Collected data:
________

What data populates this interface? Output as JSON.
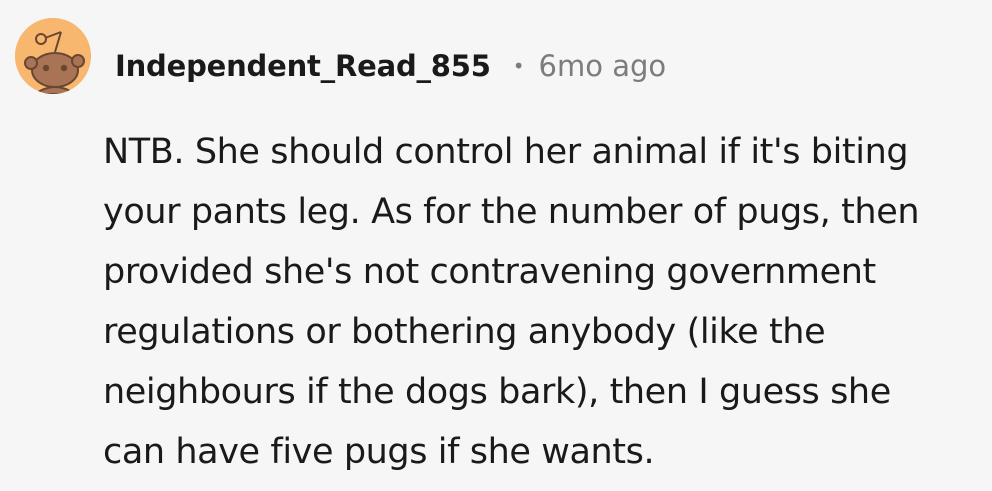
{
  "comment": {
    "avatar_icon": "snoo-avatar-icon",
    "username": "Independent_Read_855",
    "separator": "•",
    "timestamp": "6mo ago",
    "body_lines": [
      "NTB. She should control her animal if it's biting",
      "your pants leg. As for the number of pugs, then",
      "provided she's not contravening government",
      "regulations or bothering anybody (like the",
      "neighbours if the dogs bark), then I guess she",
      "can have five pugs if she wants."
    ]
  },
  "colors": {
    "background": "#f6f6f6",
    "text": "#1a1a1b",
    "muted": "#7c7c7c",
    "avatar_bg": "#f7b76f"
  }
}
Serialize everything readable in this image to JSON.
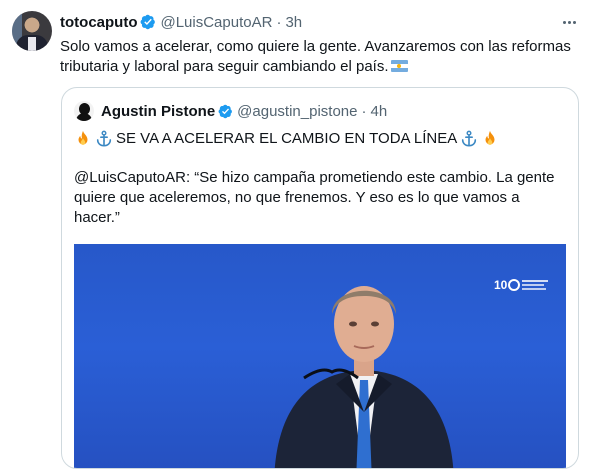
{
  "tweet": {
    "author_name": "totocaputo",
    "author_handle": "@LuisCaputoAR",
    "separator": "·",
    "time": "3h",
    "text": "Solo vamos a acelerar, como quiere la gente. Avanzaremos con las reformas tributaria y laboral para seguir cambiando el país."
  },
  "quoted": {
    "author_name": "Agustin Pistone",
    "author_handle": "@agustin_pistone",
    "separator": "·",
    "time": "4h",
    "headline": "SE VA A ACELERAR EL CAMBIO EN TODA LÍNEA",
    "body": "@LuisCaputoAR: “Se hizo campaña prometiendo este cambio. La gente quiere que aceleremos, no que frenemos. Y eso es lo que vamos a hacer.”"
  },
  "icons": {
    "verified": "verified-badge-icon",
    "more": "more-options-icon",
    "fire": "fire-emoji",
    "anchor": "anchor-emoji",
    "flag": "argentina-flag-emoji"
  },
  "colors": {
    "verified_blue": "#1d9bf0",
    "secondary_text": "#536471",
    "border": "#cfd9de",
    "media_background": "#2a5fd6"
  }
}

________

WHAT YOU ARE ASKED TO DO
Identify and copy lines that hold the string "emoji".

WRITTEN REPLY
    "fire": "fire-emoji",
    "anchor": "anchor-emoji",
    "flag": "argentina-flag-emoji"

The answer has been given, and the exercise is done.